◆ Source
# Florida condo collapse



## Dleg (Jun 24, 2021)

Alright, I'm just a lowly enviro so I have nothing to offer in the forensic discussion, but I wanted to start a thread so I could hear what all the structural types have to say about this situation. 

Any preliminary guesses as to what happened?

I am posting this article only because it has a really excellent, interactive before - after visual:








INTERACTIVE: See before and after photos of Florida condo building collapse


A 12-story building in Surfside, just north of Miami Beach, partially collapsed, leaving at least one dead and 10 injured, officials said. Scores more were unaccounted for.




www.nbcnews.com


----------



## pbrme (Jun 24, 2021)

Wow, that's horrible. Looks like there was a major tower going in right next to it. I wonder if there is some connection with either recent site activity or if investors didn't like the view.


----------



## bwin12 (Jun 24, 2021)

Dleg said:


> Alright, I'm just a lowly enviro so I have nothing to offer in the forensic discussion, but I wanted to start a thread so I could hear what all the structural types have to say about this situation.
> 
> Any preliminary guesses as to what happened?
> 
> ...

◆ Data segment
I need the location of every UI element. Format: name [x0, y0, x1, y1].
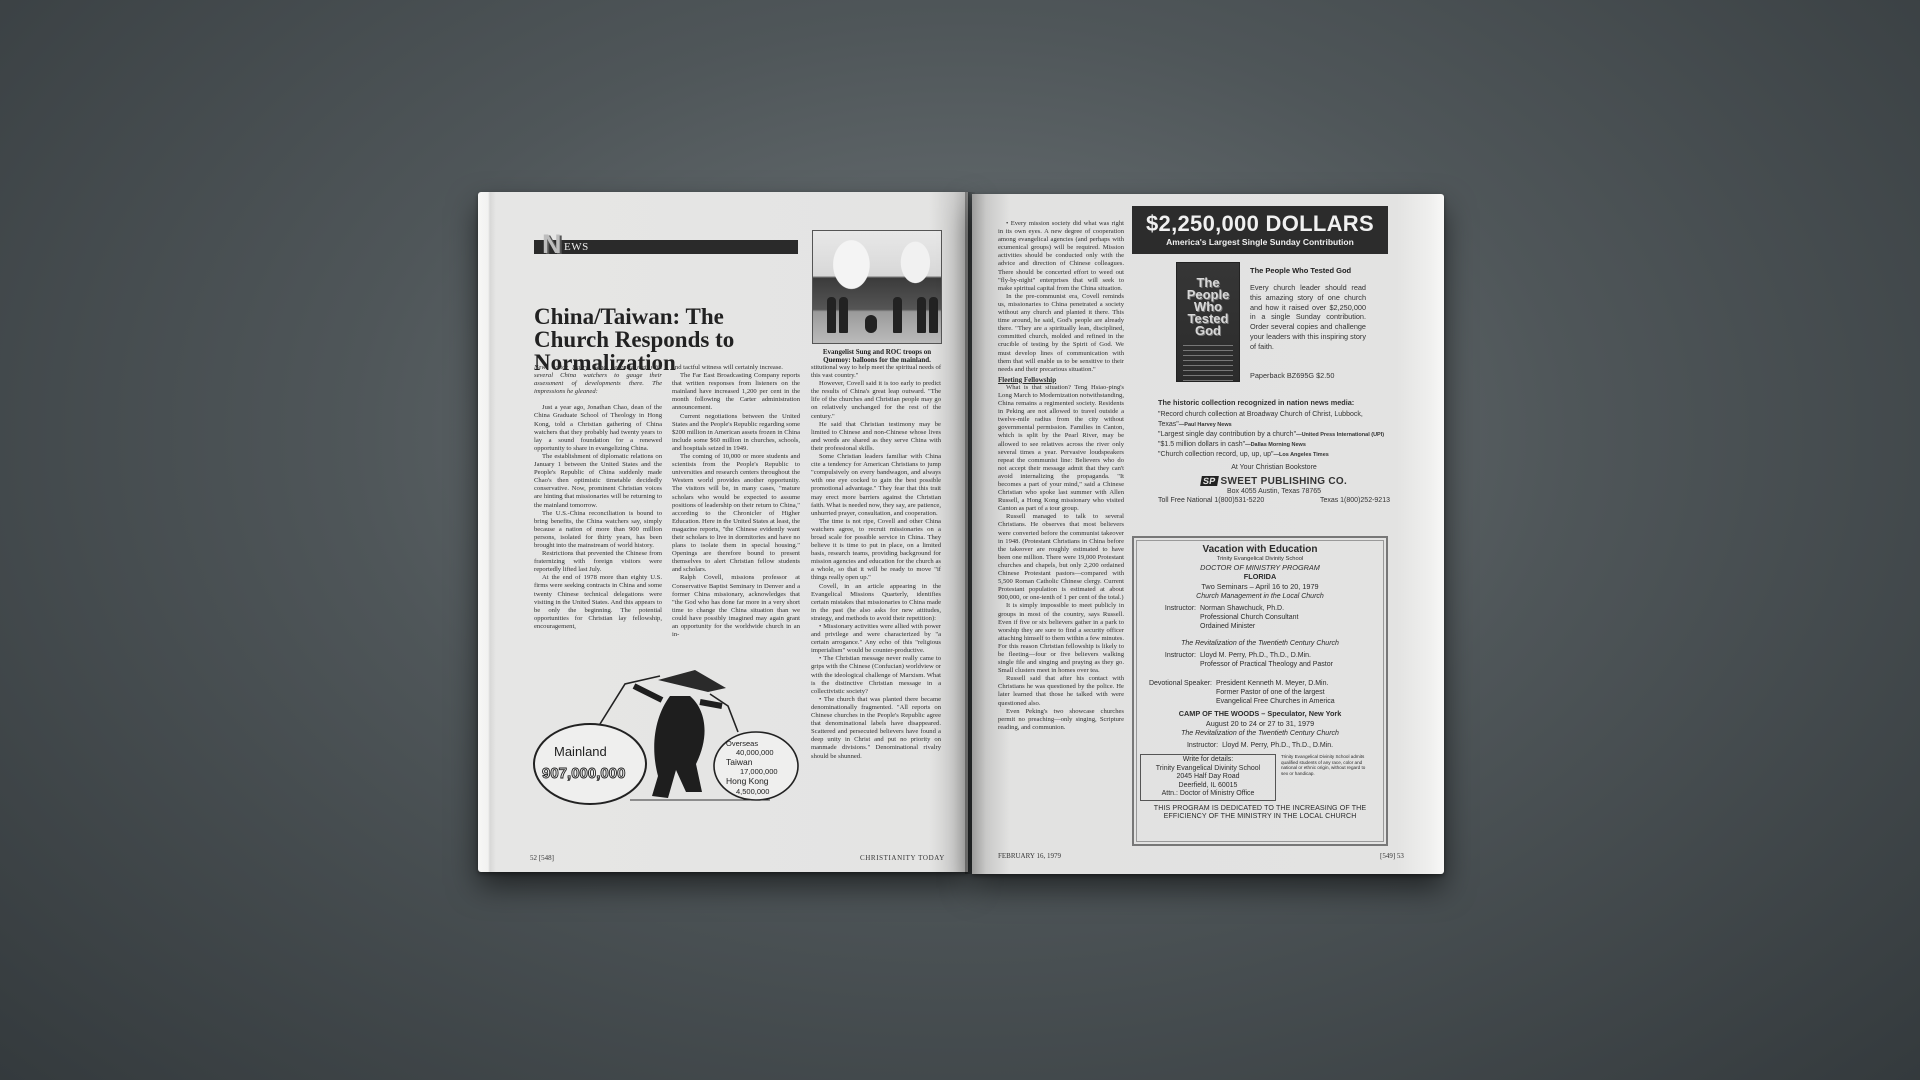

◆ What you will do
Please pick up the forum thread on the Florida condo collapse after its final line and keep writing it.

◆ Response
1. I think this is a geotechnical issue as much as a structural
2. I didn't read the article in the link but I read elsewhere: 
a. there was roofing work going on
b. the building was going through a recertification process because it was 40 years old
c. In the 90's an analysis was done and it was determined the building was sinking ~2 millimeters per year at the time

This is a horrible situation. I can't understand how a portion of a building would just collapse like this one did. I assume there was too much weight on the roof or the foundation just moved too much. It seems like the part of the building still standing did nothing to support the portion that collapsed. I am interested to hear from the structurals as well.


----------



## Dleg (Jun 24, 2021)

If you look at that before/after, it almost looks like the part that collapsed could have been an addition to an original L-shaped structure in the front.


----------



## Reverse Polish (Jun 25, 2021)

bwin12 said:


> 1. I think this is a geotechnical issue as much as a structural
> 2. I didn't read the article in the link but I read elsewhere:
> a. there was roofing work going on
> b. the building was going through a recertification process because it was 40 years old
> ...



In my experience investigating damage to structures, there are usually at least three contributory factors. Structures have sufficient redundancy and factors of safety to withstand one (or maybe two) adverse conditions, but there is usually a third that tips the scales, so to speak. This is especially true in a completed structure that was presumed adequate for nearly 40 years. Again, that's just a rule of thumb based on my experience.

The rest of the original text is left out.